What is being asked → Each line that holds the word "data" counts once. Give the total number of such lines and nothing else.

Input →
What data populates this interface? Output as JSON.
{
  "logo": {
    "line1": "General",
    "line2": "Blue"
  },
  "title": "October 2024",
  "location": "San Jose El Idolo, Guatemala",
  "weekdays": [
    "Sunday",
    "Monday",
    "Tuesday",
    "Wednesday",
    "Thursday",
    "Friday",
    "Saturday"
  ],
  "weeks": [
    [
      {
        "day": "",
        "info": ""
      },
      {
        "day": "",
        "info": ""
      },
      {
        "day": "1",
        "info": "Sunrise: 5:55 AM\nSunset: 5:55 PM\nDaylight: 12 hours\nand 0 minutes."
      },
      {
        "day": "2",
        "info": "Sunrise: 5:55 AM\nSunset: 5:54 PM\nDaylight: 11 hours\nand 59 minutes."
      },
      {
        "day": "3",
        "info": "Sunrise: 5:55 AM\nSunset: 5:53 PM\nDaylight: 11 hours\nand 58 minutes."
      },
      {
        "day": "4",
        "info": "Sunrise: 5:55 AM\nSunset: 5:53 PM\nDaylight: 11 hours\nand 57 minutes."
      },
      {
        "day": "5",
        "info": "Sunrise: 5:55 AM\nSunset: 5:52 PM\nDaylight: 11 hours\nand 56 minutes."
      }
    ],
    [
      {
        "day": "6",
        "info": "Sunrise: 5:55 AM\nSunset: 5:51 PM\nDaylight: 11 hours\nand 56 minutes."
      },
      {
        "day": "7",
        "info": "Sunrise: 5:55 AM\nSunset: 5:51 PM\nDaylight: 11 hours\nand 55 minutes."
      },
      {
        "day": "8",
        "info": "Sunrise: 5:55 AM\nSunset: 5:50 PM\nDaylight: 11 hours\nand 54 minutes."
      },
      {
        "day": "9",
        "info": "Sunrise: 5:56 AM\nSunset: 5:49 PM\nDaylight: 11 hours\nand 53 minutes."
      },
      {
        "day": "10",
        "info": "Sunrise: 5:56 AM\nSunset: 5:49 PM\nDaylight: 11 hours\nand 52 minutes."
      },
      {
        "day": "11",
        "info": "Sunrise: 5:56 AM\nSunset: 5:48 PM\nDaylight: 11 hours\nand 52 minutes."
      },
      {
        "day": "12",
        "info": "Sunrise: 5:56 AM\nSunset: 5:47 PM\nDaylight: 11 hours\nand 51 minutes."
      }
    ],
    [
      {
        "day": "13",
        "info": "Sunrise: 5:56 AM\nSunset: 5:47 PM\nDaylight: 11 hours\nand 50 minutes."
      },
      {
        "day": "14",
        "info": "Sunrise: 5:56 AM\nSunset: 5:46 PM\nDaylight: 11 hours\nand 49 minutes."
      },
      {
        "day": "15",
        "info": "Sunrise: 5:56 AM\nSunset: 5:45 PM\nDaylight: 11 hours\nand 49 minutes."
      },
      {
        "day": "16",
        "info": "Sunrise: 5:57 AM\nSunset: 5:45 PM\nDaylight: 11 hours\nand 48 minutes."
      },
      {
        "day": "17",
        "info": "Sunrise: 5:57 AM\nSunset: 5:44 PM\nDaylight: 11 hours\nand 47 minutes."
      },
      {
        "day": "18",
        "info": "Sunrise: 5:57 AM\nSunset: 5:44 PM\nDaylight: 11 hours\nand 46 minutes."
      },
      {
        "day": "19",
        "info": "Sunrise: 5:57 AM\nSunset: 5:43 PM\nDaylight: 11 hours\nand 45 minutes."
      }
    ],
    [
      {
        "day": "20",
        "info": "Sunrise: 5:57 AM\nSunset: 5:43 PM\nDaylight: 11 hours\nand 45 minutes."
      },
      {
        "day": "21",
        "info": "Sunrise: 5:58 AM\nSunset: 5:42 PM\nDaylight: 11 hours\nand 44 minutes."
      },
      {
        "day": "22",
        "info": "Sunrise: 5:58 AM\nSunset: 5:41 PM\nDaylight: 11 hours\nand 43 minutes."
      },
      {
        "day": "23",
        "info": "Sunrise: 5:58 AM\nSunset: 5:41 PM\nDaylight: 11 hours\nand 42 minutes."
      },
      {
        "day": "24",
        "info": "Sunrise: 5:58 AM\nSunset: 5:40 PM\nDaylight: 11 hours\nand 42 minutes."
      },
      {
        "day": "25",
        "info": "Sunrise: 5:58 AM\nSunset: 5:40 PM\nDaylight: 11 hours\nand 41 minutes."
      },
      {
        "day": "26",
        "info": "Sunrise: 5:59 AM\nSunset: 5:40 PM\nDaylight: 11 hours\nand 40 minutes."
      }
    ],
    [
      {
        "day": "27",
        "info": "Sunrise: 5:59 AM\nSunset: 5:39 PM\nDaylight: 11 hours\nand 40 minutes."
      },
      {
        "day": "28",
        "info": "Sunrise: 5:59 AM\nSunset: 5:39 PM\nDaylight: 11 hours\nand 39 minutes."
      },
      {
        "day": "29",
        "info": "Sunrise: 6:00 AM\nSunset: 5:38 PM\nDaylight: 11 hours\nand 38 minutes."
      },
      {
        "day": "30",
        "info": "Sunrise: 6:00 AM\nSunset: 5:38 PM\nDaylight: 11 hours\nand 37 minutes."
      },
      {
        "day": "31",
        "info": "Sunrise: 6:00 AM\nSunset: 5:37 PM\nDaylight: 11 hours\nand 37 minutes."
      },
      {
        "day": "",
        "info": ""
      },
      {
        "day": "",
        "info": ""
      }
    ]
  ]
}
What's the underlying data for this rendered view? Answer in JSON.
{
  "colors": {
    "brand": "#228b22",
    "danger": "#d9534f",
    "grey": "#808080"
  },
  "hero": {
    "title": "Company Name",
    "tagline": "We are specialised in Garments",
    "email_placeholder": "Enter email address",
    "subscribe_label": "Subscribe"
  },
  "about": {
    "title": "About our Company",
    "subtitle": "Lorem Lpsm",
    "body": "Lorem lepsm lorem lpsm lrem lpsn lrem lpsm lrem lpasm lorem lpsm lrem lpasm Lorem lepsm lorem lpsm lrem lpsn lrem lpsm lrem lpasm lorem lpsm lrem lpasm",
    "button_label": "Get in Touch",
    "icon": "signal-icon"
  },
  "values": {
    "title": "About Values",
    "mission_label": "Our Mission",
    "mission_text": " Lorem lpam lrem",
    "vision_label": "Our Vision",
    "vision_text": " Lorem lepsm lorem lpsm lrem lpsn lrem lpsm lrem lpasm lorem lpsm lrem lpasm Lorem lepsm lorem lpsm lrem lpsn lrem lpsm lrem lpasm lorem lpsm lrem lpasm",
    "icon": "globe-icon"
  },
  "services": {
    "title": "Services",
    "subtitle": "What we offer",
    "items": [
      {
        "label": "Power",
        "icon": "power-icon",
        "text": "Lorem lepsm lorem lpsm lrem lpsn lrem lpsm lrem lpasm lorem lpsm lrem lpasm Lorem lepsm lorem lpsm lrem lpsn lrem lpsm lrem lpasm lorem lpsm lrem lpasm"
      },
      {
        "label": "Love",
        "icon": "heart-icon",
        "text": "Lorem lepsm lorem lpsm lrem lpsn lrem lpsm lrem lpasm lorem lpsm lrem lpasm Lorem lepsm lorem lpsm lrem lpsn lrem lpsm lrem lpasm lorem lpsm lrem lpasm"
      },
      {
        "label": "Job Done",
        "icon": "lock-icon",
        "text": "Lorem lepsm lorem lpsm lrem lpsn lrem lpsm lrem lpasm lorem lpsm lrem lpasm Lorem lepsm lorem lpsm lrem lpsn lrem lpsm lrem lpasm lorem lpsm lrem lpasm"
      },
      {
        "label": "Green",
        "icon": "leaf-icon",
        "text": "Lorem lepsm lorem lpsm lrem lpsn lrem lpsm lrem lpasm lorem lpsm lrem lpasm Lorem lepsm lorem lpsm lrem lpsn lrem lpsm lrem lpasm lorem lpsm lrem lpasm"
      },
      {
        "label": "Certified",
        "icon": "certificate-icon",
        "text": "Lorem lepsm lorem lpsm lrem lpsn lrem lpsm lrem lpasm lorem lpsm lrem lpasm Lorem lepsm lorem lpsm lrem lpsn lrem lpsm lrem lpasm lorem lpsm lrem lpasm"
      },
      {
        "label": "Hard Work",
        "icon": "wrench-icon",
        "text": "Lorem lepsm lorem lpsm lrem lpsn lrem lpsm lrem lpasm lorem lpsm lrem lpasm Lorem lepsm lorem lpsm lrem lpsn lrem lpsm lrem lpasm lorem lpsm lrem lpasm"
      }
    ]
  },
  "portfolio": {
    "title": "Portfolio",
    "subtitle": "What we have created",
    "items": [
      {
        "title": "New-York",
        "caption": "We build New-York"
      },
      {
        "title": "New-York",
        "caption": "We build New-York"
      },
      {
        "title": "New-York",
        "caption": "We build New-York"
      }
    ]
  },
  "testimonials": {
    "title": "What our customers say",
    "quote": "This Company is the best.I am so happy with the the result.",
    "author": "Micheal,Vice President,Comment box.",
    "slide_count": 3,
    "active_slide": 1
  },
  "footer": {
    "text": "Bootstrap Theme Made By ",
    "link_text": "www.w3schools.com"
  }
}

The output → 2